## Task requirements
Reproduce the lines verbatim, beginning with the first line and ending after the line that contains "- group-title: Rotation: [711, 571, 743, 581]".

** begin Record set **

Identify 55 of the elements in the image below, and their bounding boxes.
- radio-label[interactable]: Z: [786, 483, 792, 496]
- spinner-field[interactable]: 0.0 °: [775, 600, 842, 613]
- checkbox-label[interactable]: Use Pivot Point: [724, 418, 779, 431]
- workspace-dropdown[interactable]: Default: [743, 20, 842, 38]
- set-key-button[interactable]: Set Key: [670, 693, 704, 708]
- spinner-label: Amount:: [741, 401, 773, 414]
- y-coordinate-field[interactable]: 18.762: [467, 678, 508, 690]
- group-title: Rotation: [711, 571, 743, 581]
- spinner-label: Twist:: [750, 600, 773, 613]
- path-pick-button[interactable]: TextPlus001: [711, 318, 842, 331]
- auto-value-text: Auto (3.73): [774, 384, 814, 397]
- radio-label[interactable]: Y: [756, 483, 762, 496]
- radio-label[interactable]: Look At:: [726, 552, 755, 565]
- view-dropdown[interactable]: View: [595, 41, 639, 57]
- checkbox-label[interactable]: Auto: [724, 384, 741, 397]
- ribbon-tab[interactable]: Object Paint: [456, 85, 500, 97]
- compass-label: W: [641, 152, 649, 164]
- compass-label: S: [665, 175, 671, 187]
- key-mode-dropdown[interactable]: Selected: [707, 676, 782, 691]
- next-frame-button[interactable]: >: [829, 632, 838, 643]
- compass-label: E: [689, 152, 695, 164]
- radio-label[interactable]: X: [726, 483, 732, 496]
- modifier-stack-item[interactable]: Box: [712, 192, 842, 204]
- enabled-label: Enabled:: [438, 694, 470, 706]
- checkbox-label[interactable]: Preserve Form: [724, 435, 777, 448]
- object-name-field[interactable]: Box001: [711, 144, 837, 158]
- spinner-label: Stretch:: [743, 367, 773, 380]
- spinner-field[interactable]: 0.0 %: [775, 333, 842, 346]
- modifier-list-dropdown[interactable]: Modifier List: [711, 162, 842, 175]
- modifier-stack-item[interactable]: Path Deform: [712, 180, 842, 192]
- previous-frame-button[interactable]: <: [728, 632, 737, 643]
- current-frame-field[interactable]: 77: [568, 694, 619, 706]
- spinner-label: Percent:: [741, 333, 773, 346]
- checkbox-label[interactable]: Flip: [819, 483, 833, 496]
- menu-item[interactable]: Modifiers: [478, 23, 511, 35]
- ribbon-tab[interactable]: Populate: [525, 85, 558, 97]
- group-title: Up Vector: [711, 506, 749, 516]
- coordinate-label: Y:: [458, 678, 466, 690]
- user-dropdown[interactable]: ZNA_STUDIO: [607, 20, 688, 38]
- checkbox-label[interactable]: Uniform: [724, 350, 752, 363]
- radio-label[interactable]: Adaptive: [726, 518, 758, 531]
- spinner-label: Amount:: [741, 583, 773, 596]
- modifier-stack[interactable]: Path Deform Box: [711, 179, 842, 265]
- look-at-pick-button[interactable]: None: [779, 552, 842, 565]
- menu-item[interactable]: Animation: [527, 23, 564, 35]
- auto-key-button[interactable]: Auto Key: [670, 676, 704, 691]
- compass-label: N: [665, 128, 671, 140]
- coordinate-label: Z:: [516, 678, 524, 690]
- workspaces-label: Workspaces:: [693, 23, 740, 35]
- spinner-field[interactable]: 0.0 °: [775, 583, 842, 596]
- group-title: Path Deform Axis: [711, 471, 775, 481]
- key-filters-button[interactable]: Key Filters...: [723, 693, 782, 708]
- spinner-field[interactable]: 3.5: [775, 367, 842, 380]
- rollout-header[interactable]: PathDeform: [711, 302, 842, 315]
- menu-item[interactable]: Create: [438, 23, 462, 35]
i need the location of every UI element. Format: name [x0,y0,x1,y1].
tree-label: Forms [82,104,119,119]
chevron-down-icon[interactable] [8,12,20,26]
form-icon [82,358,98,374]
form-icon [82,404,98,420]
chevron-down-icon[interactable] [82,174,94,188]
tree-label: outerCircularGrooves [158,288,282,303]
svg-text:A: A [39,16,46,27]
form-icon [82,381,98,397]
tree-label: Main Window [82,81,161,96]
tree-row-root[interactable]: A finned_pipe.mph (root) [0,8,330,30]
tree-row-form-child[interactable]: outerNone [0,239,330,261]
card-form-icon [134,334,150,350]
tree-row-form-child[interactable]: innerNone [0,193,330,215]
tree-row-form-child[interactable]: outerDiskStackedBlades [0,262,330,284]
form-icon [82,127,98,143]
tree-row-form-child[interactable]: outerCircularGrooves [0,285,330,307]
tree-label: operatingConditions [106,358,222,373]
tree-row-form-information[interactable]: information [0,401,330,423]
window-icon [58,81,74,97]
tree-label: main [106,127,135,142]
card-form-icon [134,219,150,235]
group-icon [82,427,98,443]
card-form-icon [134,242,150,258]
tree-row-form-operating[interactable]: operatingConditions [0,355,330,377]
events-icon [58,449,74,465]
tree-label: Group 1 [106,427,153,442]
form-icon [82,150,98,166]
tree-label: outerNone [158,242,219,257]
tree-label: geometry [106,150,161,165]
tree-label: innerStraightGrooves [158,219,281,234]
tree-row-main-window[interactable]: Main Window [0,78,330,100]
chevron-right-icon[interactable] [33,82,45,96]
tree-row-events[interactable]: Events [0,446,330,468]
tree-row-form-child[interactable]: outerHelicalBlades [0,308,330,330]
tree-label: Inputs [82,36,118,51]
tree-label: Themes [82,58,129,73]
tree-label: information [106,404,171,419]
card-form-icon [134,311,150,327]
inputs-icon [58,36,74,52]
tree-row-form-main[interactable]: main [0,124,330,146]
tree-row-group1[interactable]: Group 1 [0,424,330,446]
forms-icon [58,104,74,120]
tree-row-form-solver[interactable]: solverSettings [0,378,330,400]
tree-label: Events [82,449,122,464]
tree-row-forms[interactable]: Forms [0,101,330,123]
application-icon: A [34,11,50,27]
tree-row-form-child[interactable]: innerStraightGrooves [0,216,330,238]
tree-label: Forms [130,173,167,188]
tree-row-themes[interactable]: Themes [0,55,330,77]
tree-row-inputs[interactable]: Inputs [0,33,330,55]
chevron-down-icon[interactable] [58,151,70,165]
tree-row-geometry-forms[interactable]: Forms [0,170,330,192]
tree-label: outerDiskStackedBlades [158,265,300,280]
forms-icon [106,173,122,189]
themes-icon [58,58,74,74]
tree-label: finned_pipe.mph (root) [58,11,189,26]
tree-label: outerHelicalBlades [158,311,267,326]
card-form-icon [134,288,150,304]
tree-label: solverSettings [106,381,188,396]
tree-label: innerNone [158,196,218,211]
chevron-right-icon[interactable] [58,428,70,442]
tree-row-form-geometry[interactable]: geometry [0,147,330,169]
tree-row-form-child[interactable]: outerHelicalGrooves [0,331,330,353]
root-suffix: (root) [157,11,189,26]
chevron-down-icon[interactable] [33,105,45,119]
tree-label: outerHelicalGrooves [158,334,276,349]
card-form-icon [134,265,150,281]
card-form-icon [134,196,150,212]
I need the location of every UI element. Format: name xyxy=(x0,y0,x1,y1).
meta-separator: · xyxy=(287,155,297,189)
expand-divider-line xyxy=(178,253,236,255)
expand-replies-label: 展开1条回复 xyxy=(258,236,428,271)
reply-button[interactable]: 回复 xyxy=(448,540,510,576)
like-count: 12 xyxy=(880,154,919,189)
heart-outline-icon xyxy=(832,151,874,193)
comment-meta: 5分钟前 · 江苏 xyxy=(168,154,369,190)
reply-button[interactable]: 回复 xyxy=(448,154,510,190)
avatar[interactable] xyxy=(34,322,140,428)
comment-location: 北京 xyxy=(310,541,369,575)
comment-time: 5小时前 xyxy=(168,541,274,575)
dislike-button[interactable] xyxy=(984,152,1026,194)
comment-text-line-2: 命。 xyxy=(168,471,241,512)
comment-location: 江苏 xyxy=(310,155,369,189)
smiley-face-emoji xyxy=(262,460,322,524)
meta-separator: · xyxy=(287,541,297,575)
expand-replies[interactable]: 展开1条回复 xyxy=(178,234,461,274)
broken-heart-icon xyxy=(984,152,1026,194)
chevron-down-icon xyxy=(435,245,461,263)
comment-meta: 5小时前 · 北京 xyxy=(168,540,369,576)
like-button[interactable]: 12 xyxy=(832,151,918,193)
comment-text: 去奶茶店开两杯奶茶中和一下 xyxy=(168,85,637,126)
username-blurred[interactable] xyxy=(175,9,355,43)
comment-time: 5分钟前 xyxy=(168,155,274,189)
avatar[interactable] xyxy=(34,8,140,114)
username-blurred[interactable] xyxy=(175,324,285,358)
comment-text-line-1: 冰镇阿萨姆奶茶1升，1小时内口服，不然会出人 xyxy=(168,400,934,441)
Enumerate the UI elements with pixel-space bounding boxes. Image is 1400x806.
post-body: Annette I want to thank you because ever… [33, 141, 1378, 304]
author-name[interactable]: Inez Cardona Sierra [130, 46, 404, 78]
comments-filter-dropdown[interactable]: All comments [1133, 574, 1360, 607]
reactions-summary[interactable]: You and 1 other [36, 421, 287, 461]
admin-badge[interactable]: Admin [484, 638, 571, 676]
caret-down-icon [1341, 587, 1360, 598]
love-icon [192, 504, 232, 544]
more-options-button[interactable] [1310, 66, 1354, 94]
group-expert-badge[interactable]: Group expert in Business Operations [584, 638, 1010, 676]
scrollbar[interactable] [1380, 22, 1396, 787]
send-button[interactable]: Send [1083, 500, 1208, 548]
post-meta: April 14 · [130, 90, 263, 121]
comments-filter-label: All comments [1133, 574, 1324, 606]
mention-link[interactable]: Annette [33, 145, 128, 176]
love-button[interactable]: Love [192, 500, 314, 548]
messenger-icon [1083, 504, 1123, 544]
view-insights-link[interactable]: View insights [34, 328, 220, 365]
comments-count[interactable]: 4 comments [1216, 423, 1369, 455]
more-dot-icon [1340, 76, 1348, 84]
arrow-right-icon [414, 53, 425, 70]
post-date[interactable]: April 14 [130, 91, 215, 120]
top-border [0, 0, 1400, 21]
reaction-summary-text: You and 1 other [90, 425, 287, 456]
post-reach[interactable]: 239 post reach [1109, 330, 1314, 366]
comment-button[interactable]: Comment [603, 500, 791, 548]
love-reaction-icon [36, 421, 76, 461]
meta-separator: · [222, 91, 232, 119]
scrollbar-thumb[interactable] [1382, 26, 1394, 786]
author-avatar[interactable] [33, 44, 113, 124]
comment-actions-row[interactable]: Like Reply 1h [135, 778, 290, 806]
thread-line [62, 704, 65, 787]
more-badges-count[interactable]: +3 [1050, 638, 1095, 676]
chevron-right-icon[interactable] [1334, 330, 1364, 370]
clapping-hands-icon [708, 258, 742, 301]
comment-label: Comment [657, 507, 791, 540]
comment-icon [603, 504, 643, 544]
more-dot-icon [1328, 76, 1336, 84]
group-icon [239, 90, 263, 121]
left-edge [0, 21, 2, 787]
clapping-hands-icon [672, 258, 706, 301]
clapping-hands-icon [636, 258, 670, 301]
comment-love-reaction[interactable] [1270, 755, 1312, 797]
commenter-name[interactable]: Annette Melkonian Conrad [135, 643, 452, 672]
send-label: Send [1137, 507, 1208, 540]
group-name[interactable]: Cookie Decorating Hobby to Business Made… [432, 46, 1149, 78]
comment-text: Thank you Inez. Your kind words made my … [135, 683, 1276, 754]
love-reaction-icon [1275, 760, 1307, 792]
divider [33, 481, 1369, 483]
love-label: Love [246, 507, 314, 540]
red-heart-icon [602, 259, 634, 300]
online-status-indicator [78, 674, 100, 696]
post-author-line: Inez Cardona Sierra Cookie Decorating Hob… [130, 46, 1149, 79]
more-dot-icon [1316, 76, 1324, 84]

** end Record set **

## Solution to the exercise
Identify 55 of the elements in the image below, and their bounding boxes.
- radio-label[interactable]: Z: [786, 483, 792, 496]
- spinner-field[interactable]: 0.0 °: [775, 600, 842, 613]
- checkbox-label[interactable]: Use Pivot Point: [724, 418, 779, 431]
- workspace-dropdown[interactable]: Default: [743, 20, 842, 38]
- set-key-button[interactable]: Set Key: [670, 693, 704, 708]
- spinner-label: Amount:: [741, 401, 773, 414]
- y-coordinate-field[interactable]: 18.762: [467, 678, 508, 690]
- group-title: Rotation: [711, 571, 743, 581]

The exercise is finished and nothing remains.